■ What the task requires: Your task is to transcribe the records exactly, skipping every image.

_____

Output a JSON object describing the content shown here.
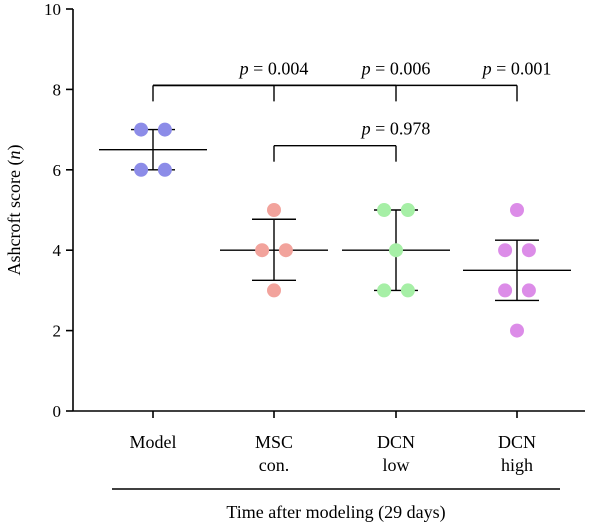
{
  "chart_data": {
    "type": "scatter",
    "ylabel_prefix": "Ashcroft score (",
    "ylabel_italic": "n",
    "ylabel_suffix": ")",
    "xlabel": "Time after modeling (29 days)",
    "ylim": [
      0,
      10
    ],
    "yticks": [
      0,
      2,
      4,
      6,
      8,
      10
    ],
    "grid": false,
    "legend": "none",
    "categories": [
      {
        "lines": [
          "Model"
        ],
        "color": "#8c8ce8",
        "values": [
          7,
          7,
          6,
          6
        ],
        "mean": 6.5,
        "sd_low": 6.0,
        "sd_high": 7.0
      },
      {
        "lines": [
          "MSC",
          "con."
        ],
        "color": "#f2a39c",
        "values": [
          5,
          4,
          4,
          3
        ],
        "mean": 4.0,
        "sd_low": 3.25,
        "sd_high": 4.77
      },
      {
        "lines": [
          "DCN",
          "low"
        ],
        "color": "#a6efa6",
        "values": [
          5,
          5,
          4,
          3,
          3
        ],
        "mean": 4.0,
        "sd_low": 3.0,
        "sd_high": 5.0
      },
      {
        "lines": [
          "DCN",
          "high"
        ],
        "color": "#dc8ce8",
        "values": [
          5,
          4,
          4,
          3,
          3,
          2
        ],
        "mean": 3.5,
        "sd_low": 2.75,
        "sd_high": 4.25
      }
    ],
    "comparisons": [
      {
        "italic": "p",
        "text": " = 0.004",
        "from": 0,
        "to": 1,
        "level": 8.1
      },
      {
        "italic": "p",
        "text": " = 0.006",
        "from": 0,
        "to": 2,
        "level": 8.1
      },
      {
        "italic": "p",
        "text": " = 0.001",
        "from": 0,
        "to": 3,
        "level": 8.1
      },
      {
        "italic": "p",
        "text": " = 0.978",
        "from": 1,
        "to": 2,
        "level": 6.6
      }
    ]
  }
}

_____

■ Task solution:
Output a JSON object describing the content shown here.
{
  "chart_data": {
    "type": "scatter",
    "ylabel_prefix": "Ashcroft score (",
    "ylabel_italic": "n",
    "ylabel_suffix": ")",
    "xlabel": "Time after modeling (29 days)",
    "ylim": [
      0,
      10
    ],
    "yticks": [
      0,
      2,
      4,
      6,
      8,
      10
    ],
    "grid": false,
    "legend": "none",
    "categories": [
      {
        "lines": [
          "Model"
        ],
        "color": "#8c8ce8",
        "values": [
          7,
          7,
          6,
          6
        ],
        "mean": 6.5,
        "sd_low": 6.0,
        "sd_high": 7.0
      },
      {
        "lines": [
          "MSC",
          "con."
        ],
        "color": "#f2a39c",
        "values": [
          5,
          4,
          4,
          3
        ],
        "mean": 4.0,
        "sd_low": 3.25,
        "sd_high": 4.77
      },
      {
        "lines": [
          "DCN",
          "low"
        ],
        "color": "#a6efa6",
        "values": [
          5,
          5,
          4,
          3,
          3
        ],
        "mean": 4.0,
        "sd_low": 3.0,
        "sd_high": 5.0
      },
      {
        "lines": [
          "DCN",
          "high"
        ],
        "color": "#dc8ce8",
        "values": [
          5,
          4,
          4,
          3,
          3,
          2
        ],
        "mean": 3.5,
        "sd_low": 2.75,
        "sd_high": 4.25
      }
    ],
    "comparisons": [
      {
        "italic": "p",
        "text": " = 0.004",
        "from": 0,
        "to": 1,
        "level": 8.1
      },
      {
        "italic": "p",
        "text": " = 0.006",
        "from": 0,
        "to": 2,
        "level": 8.1
      },
      {
        "italic": "p",
        "text": " = 0.001",
        "from": 0,
        "to": 3,
        "level": 8.1
      },
      {
        "italic": "p",
        "text": " = 0.978",
        "from": 1,
        "to": 2,
        "level": 6.6
      }
    ]
  }
}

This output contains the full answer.